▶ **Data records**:
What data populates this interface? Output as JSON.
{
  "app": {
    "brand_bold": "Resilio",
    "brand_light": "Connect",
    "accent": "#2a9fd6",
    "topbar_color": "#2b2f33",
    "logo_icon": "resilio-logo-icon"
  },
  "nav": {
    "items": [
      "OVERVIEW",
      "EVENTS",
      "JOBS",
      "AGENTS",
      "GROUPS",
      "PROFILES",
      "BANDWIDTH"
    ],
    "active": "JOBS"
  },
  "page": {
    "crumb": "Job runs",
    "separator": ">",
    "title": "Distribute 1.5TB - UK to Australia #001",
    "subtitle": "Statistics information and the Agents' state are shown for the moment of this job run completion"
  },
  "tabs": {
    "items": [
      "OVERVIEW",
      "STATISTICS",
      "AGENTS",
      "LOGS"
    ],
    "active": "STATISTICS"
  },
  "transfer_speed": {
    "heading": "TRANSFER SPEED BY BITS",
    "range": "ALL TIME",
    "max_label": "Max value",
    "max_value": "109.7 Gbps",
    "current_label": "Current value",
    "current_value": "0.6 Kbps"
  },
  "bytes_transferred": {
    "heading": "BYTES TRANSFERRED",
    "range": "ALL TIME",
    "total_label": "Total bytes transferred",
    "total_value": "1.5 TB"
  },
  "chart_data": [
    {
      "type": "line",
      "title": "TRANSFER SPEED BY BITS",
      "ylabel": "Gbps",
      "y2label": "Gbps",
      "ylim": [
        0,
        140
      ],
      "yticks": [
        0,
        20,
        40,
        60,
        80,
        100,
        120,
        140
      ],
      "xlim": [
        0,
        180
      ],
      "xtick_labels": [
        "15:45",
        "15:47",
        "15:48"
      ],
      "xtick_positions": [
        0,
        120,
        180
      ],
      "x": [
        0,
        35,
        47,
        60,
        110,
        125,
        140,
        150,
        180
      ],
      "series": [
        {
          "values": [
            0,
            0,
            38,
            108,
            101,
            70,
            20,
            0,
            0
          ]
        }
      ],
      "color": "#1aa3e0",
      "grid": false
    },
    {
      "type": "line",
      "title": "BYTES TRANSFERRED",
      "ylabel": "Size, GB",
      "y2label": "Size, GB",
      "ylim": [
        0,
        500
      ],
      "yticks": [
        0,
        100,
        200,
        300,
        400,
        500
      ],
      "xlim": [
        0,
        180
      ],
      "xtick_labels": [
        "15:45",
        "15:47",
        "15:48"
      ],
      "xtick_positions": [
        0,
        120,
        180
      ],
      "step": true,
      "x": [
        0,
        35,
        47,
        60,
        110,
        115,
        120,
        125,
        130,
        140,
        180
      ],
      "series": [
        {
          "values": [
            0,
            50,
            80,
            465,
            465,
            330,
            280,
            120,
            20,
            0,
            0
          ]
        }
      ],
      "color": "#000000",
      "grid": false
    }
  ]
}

▶ **THE REQUEST**: In the listing, find every line with the word "heading" and state how many there are, nothing more.

▶ **EXERCISE ANSWER**: 2